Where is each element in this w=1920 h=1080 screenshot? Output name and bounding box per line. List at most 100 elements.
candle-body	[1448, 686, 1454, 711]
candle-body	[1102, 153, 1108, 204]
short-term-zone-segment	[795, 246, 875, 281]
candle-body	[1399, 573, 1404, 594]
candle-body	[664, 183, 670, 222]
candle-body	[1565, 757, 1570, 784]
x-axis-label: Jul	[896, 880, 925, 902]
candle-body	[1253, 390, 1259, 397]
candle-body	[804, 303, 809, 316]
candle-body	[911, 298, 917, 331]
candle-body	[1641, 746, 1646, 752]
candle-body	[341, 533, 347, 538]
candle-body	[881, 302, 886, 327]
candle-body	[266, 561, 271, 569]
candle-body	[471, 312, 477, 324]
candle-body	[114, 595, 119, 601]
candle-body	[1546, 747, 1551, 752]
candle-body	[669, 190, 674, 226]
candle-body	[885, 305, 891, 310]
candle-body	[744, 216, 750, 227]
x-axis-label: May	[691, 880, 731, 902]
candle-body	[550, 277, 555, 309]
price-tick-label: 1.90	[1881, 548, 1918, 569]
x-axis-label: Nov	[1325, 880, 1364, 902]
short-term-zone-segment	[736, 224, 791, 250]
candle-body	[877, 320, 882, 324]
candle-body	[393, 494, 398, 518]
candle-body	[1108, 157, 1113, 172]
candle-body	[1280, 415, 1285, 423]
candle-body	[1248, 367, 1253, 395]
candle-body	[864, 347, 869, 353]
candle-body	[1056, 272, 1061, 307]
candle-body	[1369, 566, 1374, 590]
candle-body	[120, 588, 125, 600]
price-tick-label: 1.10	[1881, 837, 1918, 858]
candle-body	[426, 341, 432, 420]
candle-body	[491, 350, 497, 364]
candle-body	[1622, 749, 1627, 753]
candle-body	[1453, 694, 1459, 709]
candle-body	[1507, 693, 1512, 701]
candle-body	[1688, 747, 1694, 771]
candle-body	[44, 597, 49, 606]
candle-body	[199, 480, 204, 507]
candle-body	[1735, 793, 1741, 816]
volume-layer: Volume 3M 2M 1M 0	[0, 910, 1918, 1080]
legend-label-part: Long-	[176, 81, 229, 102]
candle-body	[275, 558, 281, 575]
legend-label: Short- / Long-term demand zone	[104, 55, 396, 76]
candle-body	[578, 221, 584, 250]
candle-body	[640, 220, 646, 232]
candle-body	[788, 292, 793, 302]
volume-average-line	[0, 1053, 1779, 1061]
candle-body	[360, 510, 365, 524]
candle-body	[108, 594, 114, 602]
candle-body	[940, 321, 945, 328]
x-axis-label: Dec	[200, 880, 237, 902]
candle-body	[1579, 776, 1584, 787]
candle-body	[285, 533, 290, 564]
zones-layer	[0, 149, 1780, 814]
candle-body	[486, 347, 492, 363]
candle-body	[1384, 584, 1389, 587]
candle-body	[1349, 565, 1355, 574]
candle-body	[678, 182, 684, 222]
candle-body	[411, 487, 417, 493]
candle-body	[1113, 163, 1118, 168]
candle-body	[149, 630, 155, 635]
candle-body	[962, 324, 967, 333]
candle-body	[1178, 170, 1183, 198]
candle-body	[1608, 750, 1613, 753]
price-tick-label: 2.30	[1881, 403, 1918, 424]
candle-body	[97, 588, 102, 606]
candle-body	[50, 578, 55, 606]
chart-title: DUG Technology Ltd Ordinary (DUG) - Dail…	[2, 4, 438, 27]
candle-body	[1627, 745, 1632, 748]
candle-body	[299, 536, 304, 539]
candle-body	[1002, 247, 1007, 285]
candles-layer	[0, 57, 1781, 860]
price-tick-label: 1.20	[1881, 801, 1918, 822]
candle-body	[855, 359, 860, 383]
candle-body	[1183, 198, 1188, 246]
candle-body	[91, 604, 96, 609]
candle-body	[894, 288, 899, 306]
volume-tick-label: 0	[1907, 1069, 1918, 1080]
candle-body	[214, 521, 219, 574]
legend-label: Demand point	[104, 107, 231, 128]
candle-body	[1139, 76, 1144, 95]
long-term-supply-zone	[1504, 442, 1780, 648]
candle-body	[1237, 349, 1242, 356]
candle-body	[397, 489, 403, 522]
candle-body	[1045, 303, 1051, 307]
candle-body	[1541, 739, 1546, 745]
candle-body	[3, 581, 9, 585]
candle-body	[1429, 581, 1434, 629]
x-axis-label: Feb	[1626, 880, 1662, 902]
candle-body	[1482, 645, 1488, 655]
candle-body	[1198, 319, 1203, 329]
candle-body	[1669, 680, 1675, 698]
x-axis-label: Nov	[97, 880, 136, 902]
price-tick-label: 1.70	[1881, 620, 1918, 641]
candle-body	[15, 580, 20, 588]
★ ★ ★ ★ ★
**What is required:** Copy the material above word for word, starting at its first line and ending at the line that contains "298, 917, 331]", with both of those lines included.

**Reply to the exercise:**
Where is each element in this w=1920 h=1080 screenshot? Output name and bounding box per line. List at most 100 elements.
candle-body	[1448, 686, 1454, 711]
candle-body	[1102, 153, 1108, 204]
short-term-zone-segment	[795, 246, 875, 281]
candle-body	[1399, 573, 1404, 594]
candle-body	[664, 183, 670, 222]
candle-body	[1565, 757, 1570, 784]
x-axis-label: Jul	[896, 880, 925, 902]
candle-body	[1253, 390, 1259, 397]
candle-body	[804, 303, 809, 316]
candle-body	[911, 298, 917, 331]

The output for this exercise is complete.